| Problem details |
Work out how many lines in the entries contain the string "depths", and give nothing but that number.

○ ○ ○ ○ ○ ○ ○

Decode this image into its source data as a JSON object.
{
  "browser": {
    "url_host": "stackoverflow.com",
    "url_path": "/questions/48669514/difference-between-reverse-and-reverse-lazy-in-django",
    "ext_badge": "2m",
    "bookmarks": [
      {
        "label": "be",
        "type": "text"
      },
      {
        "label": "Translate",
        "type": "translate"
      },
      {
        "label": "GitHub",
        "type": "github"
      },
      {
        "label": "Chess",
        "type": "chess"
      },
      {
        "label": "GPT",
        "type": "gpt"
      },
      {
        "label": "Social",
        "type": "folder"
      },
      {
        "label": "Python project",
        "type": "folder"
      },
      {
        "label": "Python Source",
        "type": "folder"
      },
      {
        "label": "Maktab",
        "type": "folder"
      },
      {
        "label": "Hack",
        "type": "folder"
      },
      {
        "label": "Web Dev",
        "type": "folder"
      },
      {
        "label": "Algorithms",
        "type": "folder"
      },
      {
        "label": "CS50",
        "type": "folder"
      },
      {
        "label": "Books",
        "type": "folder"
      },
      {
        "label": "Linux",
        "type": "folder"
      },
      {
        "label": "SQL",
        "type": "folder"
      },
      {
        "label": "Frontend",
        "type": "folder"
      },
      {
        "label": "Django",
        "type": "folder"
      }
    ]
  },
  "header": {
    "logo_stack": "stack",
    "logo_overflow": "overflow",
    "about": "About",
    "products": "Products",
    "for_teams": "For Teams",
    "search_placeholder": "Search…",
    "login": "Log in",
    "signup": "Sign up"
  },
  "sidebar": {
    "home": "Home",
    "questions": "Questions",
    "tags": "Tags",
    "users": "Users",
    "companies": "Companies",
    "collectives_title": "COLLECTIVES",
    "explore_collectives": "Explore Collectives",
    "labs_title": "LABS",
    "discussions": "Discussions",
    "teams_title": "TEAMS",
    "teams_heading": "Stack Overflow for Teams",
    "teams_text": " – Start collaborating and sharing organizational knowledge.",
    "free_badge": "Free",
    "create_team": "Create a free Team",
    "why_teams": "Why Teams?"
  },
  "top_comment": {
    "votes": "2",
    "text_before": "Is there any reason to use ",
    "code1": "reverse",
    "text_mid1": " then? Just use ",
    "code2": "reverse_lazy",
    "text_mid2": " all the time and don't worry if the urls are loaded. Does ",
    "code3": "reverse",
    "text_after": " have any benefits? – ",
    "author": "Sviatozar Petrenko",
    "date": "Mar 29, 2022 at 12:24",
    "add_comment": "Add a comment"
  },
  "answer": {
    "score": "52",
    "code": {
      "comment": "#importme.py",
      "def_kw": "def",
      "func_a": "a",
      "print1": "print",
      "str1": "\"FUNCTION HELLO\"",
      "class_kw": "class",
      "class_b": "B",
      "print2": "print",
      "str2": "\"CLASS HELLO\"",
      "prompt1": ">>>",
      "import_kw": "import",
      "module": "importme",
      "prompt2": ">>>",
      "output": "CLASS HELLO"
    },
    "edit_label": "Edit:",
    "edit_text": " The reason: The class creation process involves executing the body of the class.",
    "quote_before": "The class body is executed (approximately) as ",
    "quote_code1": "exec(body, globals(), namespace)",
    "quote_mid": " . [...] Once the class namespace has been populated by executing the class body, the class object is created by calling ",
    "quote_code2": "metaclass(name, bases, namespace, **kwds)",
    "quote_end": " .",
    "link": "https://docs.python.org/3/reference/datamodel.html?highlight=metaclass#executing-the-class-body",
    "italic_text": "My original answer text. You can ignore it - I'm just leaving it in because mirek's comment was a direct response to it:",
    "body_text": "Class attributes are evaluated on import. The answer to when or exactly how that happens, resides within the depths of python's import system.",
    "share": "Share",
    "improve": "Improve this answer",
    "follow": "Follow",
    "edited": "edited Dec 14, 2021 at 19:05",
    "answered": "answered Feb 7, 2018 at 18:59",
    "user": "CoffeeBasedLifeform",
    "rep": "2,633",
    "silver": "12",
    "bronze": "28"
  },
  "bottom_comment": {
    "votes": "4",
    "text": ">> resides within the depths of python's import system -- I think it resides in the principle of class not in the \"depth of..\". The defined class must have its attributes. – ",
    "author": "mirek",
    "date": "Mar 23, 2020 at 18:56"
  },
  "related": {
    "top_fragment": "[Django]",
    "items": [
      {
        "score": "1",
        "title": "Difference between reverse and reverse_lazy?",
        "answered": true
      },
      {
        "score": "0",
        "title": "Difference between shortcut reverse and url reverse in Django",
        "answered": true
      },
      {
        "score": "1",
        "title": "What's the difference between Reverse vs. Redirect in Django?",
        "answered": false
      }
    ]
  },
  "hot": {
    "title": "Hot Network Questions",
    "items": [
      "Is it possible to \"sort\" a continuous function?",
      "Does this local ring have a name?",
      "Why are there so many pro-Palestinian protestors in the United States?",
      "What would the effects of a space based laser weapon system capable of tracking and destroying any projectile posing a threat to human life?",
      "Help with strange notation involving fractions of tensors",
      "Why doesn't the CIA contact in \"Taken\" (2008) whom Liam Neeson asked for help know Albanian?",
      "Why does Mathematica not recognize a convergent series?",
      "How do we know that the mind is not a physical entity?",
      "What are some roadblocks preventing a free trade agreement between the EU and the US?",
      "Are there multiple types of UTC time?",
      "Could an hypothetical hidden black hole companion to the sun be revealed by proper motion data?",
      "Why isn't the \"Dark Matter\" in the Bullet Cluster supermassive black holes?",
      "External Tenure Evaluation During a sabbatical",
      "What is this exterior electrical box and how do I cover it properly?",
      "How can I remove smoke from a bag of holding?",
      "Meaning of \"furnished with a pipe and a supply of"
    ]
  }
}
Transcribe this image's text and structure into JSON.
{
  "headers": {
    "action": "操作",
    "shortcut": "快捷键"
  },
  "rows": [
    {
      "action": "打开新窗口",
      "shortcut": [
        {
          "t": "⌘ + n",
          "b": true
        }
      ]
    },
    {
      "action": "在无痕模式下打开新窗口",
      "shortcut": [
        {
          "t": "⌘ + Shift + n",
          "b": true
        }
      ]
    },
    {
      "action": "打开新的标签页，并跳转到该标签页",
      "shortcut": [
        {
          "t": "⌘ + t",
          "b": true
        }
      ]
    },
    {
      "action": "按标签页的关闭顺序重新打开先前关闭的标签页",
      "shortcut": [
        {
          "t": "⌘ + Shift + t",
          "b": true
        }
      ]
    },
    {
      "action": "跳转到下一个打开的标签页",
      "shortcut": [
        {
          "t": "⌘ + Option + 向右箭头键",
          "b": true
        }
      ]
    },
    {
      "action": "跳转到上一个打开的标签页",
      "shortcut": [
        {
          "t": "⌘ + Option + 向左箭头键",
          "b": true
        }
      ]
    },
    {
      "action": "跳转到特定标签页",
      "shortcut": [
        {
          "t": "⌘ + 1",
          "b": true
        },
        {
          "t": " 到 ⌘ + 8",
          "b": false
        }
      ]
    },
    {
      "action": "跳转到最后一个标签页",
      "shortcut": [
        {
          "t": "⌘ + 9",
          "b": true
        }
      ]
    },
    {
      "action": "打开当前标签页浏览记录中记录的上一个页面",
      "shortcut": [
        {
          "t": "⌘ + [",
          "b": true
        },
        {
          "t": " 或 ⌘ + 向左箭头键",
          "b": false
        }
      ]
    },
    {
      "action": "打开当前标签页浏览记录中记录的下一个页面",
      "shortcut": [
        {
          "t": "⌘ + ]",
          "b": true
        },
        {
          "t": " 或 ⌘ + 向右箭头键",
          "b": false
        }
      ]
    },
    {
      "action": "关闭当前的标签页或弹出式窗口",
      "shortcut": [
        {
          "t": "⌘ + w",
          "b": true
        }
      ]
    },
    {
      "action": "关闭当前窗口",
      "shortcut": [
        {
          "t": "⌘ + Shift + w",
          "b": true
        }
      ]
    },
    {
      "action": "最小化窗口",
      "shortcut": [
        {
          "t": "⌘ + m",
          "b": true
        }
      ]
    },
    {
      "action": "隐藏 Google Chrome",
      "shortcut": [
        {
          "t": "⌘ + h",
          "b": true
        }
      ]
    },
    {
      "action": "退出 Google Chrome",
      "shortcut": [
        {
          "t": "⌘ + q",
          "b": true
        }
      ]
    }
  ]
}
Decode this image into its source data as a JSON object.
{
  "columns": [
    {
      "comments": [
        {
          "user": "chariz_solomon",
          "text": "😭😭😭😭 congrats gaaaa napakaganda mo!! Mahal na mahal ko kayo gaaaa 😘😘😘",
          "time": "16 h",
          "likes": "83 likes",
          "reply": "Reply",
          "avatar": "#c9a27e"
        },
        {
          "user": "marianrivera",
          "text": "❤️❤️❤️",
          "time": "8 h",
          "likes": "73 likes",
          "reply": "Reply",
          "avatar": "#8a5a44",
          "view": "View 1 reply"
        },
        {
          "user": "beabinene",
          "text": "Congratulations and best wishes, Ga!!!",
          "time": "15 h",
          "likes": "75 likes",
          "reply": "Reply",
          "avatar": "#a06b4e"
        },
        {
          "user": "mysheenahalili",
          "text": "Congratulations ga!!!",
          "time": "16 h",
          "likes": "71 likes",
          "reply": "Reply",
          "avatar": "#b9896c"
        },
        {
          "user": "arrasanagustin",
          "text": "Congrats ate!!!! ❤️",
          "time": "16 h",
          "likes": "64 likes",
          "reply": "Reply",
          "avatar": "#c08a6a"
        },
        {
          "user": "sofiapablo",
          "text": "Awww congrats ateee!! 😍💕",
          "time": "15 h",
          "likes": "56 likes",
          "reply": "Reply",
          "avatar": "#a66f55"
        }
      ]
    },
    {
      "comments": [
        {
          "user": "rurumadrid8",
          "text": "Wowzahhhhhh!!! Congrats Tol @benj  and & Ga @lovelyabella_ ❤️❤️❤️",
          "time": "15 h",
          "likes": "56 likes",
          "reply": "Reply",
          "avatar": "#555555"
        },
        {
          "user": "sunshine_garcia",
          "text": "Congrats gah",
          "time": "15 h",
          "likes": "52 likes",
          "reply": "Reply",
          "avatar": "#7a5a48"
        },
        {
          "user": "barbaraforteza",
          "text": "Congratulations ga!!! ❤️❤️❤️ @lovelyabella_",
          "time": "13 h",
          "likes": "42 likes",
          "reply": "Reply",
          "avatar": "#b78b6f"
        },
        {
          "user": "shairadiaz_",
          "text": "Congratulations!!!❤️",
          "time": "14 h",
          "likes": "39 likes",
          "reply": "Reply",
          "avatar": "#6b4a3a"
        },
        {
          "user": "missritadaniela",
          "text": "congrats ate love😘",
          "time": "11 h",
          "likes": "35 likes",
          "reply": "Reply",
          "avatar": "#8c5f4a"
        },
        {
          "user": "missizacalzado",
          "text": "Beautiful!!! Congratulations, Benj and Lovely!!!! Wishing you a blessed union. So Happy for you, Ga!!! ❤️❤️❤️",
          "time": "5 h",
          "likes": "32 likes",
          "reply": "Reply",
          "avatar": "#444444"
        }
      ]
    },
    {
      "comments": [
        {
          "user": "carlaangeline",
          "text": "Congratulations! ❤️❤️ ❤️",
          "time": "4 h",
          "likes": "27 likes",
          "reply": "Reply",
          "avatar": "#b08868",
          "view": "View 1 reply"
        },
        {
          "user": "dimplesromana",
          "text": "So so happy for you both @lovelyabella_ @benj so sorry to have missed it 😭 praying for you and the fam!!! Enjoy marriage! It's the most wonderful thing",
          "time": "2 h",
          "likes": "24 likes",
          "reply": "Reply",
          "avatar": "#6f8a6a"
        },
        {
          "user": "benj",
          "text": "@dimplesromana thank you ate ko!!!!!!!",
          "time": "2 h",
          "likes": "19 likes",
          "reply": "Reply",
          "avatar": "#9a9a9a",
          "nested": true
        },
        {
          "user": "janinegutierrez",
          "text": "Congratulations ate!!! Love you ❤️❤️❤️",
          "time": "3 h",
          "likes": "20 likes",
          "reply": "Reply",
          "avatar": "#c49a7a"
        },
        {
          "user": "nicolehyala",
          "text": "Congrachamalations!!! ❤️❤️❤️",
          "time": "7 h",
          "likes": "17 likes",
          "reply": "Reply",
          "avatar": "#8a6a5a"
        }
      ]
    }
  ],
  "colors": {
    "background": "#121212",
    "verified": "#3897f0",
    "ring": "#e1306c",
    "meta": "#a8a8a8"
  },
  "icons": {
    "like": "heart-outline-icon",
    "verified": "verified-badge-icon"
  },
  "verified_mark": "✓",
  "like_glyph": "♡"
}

○ ○ ○ ○ ○ ○ ○

| Output below |
2